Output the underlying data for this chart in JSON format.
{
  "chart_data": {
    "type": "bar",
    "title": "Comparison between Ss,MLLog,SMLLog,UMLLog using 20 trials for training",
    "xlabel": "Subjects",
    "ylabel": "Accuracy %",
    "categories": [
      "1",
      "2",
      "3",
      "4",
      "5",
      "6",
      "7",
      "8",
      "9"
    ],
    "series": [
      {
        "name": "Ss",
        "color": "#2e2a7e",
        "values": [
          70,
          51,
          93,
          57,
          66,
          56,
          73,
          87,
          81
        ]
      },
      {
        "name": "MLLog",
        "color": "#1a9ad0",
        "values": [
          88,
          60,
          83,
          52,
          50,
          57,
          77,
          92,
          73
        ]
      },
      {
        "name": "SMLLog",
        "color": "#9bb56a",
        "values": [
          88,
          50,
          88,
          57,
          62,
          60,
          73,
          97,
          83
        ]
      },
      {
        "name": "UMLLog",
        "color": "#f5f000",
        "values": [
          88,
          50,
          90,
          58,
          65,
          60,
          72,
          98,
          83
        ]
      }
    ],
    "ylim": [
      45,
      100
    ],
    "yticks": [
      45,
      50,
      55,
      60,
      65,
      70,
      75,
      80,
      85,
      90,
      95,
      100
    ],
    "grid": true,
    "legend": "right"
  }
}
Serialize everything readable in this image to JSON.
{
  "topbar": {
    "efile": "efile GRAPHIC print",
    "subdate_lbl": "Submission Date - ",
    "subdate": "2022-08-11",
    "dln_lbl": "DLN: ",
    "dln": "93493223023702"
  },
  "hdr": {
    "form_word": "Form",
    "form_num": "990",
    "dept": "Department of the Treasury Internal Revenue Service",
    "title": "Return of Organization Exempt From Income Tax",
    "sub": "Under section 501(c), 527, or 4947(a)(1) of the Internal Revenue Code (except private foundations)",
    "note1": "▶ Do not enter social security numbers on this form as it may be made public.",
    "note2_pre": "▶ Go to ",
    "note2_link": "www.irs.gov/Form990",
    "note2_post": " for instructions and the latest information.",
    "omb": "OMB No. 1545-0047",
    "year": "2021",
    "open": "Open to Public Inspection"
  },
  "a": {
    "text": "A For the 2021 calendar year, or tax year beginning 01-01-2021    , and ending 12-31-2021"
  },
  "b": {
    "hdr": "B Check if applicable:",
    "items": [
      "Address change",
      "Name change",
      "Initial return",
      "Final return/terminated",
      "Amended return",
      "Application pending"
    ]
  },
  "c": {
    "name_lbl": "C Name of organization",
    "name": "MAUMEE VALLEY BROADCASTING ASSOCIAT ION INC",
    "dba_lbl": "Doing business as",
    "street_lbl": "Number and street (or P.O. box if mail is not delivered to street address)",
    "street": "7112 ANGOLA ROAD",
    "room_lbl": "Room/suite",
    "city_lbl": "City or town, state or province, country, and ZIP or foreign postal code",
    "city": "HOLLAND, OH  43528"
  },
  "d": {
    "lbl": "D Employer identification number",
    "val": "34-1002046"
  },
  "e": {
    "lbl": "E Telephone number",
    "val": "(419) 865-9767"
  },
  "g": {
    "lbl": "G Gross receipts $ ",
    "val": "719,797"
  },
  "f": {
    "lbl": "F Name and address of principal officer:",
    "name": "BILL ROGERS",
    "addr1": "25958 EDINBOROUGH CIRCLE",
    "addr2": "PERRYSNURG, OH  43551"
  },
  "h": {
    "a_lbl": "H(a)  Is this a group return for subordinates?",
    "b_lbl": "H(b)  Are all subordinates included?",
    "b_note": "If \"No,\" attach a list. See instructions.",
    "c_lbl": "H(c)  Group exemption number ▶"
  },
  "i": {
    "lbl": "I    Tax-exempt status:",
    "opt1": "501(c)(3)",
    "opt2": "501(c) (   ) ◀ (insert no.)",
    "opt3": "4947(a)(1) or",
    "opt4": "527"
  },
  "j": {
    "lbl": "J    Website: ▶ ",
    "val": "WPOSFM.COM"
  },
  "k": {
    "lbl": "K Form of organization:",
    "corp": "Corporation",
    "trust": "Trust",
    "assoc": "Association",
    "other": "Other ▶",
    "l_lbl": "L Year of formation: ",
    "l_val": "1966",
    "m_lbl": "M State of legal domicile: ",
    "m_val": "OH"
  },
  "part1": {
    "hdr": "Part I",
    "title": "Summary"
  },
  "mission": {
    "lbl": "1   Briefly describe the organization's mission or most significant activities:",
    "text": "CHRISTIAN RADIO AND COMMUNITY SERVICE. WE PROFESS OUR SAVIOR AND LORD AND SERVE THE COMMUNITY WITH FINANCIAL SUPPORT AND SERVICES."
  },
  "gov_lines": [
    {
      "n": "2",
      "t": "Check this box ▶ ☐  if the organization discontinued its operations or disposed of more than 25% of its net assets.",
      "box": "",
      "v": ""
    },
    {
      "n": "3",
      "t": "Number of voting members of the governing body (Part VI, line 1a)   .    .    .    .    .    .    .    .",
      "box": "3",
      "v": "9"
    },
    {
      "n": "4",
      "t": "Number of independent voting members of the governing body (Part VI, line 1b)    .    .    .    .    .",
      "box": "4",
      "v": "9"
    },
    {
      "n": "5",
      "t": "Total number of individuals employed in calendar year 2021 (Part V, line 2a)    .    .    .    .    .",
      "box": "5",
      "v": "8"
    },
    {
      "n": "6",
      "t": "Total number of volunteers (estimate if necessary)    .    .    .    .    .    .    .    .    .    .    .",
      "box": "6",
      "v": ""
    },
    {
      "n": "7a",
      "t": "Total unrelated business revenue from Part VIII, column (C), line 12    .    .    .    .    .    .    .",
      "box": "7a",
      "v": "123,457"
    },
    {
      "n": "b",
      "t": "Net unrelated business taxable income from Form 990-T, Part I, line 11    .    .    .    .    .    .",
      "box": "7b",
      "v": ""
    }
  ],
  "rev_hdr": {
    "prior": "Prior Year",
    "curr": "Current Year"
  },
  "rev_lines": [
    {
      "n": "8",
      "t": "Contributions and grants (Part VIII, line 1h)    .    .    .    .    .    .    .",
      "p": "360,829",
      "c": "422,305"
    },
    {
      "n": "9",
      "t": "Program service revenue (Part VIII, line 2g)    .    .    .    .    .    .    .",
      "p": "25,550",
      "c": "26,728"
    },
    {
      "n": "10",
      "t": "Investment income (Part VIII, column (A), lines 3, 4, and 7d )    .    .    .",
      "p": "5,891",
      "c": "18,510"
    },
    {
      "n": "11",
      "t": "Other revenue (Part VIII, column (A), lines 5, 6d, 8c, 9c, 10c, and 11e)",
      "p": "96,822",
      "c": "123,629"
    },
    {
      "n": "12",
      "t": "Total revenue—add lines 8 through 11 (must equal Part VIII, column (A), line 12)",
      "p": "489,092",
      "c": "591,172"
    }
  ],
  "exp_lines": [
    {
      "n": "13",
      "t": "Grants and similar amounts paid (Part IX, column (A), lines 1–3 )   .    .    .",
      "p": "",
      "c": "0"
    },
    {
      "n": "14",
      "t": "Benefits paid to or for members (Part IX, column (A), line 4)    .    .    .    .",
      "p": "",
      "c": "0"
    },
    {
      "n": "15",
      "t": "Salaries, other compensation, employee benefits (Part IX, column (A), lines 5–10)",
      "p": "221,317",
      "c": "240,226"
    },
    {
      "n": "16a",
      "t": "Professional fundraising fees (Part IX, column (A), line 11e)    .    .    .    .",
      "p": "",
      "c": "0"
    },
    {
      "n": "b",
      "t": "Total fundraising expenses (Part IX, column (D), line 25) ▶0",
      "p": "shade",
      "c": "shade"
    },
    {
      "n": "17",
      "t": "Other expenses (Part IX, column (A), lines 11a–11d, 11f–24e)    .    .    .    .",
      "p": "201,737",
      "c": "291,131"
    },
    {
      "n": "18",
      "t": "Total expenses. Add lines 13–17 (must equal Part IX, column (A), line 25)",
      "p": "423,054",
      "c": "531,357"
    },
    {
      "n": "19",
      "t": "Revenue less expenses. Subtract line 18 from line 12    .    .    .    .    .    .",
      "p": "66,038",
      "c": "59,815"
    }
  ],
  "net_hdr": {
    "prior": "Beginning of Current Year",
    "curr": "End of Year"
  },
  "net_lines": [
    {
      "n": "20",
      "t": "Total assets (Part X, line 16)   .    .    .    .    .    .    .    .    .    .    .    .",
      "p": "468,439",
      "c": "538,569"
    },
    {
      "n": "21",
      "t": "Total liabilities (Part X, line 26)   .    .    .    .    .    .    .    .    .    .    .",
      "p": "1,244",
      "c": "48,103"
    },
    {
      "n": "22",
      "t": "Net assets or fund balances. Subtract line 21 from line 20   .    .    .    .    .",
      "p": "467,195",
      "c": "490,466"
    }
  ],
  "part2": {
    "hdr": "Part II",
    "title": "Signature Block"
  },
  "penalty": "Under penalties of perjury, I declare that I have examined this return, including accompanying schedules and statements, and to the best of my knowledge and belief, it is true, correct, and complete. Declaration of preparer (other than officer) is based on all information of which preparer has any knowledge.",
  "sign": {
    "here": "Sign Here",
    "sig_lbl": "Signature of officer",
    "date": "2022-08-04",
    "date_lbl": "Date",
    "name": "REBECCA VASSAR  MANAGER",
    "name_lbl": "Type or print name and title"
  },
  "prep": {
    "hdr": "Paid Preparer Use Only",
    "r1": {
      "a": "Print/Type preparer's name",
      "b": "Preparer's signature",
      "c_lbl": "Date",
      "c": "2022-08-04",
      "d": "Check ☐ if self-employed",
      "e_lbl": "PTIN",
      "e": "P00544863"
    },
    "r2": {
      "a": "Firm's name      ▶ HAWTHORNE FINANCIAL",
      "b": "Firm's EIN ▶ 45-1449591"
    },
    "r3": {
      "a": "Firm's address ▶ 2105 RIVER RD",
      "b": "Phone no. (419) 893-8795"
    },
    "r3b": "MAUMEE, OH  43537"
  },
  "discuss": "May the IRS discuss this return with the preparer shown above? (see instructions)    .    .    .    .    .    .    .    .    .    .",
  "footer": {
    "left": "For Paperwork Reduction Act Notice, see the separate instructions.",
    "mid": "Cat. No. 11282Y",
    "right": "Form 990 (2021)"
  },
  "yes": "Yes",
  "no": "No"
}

────────────────

Check all the records above and select each line where the string "VIII" is found.

WORKED SOLUTION
      "t": "Total unrelated business revenue from Part VIII, column (C), line 12    .    .    .    .    .    .    .",
      "t": "Contributions and grants (Part VIII, line 1h)    .    .    .    .    .    .    .",
      "t": "Program service revenue (Part VIII, line 2g)    .    .    .    .    .    .    .",
      "t": "Investment income (Part VIII, column (A), lines 3, 4, and 7d )    .    .    .",
      "t": "Other revenue (Part VIII, column (A), lines 5, 6d, 8c, 9c, 10c, and 11e)",
      "t": "Total revenue—add lines 8 through 11 (must equal Part VIII, column (A), line 12)",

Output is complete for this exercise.